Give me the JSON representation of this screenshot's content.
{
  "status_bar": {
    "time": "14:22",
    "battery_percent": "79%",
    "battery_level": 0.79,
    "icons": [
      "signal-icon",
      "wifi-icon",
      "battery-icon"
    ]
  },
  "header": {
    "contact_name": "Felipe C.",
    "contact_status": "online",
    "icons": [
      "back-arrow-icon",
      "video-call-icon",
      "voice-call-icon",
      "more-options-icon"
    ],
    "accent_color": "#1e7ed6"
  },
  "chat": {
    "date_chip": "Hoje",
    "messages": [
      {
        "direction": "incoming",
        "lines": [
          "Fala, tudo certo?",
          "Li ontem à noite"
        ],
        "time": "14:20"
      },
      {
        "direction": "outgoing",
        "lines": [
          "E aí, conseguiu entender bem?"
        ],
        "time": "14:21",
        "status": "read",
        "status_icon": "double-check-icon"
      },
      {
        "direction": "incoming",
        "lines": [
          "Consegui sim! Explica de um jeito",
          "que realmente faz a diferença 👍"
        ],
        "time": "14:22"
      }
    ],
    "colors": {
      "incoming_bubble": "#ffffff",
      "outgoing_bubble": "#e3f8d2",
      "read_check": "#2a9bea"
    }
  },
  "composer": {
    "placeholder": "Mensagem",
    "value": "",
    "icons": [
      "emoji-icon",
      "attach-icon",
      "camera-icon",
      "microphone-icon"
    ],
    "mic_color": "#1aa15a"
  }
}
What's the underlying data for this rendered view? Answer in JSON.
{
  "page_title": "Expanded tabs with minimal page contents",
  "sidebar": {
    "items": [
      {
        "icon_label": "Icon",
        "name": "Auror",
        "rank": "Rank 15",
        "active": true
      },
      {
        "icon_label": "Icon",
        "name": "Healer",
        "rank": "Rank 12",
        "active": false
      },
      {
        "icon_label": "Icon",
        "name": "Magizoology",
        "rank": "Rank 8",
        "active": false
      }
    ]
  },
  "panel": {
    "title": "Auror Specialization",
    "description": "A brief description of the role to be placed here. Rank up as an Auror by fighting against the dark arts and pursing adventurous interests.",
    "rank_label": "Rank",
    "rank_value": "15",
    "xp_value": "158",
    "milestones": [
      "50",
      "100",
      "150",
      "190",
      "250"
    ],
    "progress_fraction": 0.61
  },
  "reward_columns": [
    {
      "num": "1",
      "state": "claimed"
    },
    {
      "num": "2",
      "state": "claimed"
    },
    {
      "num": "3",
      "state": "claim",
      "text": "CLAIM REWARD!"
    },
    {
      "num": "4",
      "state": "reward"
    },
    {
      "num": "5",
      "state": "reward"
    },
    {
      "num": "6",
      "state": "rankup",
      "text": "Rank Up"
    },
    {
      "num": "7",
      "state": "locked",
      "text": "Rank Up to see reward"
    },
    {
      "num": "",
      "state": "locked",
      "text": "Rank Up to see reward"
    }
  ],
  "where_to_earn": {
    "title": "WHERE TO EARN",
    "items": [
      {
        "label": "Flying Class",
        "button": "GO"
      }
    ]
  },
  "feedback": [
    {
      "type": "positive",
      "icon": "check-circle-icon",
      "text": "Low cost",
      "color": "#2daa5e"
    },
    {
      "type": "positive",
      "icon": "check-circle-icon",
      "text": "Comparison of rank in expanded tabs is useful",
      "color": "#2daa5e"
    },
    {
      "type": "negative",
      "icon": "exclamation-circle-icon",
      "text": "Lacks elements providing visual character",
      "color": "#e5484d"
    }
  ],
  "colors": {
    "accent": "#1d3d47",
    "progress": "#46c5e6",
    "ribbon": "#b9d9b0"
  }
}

▶ Exercise requirements: Every line of the records above needs to be given again exactly.

▶ Response to this exercise:
Give me the JSON representation of this screenshot's content.
{
  "status_bar": {
    "time": "14:22",
    "battery_percent": "79%",
    "battery_level": 0.79,
    "icons": [
      "signal-icon",
      "wifi-icon",
      "battery-icon"
    ]
  },
  "header": {
    "contact_name": "Felipe C.",
    "contact_status": "online",
    "icons": [
      "back-arrow-icon",
      "video-call-icon",
      "voice-call-icon",
      "more-options-icon"
    ],
    "accent_color": "#1e7ed6"
  },
  "chat": {
    "date_chip": "Hoje",
    "messages": [
      {
        "direction": "incoming",
        "lines": [
          "Fala, tudo certo?",
          "Li ontem à noite"
        ],
        "time": "14:20"
      },
      {
        "direction": "outgoing",
        "lines": [
          "E aí, conseguiu entender bem?"
        ],
        "time": "14:21",
        "status": "read",
        "status_icon": "double-check-icon"
      },
      {
        "direction": "incoming",
        "lines": [
          "Consegui sim! Explica de um jeito",
          "que realmente faz a diferença 👍"
        ],
        "time": "14:22"
      }
    ],
    "colors": {
      "incoming_bubble": "#ffffff",
      "outgoing_bubble": "#e3f8d2",
      "read_check": "#2a9bea"
    }
  },
  "composer": {
    "placeholder": "Mensagem",
    "value": "",
    "icons": [
      "emoji-icon",
      "attach-icon",
      "camera-icon",
      "microphone-icon"
    ],
    "mic_color": "#1aa15a"
  }
}
What's the underlying data for this rendered view? Answer in JSON.
{
  "page_title": "Expanded tabs with minimal page contents",
  "sidebar": {
    "items": [
      {
        "icon_label": "Icon",
        "name": "Auror",
        "rank": "Rank 15",
        "active": true
      },
      {
        "icon_label": "Icon",
        "name": "Healer",
        "rank": "Rank 12",
        "active": false
      },
      {
        "icon_label": "Icon",
        "name": "Magizoology",
        "rank": "Rank 8",
        "active": false
      }
    ]
  },
  "panel": {
    "title": "Auror Specialization",
    "description": "A brief description of the role to be placed here. Rank up as an Auror by fighting against the dark arts and pursing adventurous interests.",
    "rank_label": "Rank",
    "rank_value": "15",
    "xp_value": "158",
    "milestones": [
      "50",
      "100",
      "150",
      "190",
      "250"
    ],
    "progress_fraction": 0.61
  },
  "reward_columns": [
    {
      "num": "1",
      "state": "claimed"
    },
    {
      "num": "2",
      "state": "claimed"
    },
    {
      "num": "3",
      "state": "claim",
      "text": "CLAIM REWARD!"
    },
    {
      "num": "4",
      "state": "reward"
    },
    {
      "num": "5",
      "state": "reward"
    },
    {
      "num": "6",
      "state": "rankup",
      "text": "Rank Up"
    },
    {
      "num": "7",
      "state": "locked",
      "text": "Rank Up to see reward"
    },
    {
      "num": "",
      "state": "locked",
      "text": "Rank Up to see reward"
    }
  ],
  "where_to_earn": {
    "title": "WHERE TO EARN",
    "items": [
      {
        "label": "Flying Class",
        "button": "GO"
      }
    ]
  },
  "feedback": [
    {
      "type": "positive",
      "icon": "check-circle-icon",
      "text": "Low cost",
      "color": "#2daa5e"
    },
    {
      "type": "positive",
      "icon": "check-circle-icon",
      "text": "Comparison of rank in expanded tabs is useful",
      "color": "#2daa5e"
    },
    {
      "type": "negative",
      "icon": "exclamation-circle-icon",
      "text": "Lacks elements providing visual character",
      "color": "#e5484d"
    }
  ],
  "colors": {
    "accent": "#1d3d47",
    "progress": "#46c5e6",
    "ribbon": "#b9d9b0"
  }
}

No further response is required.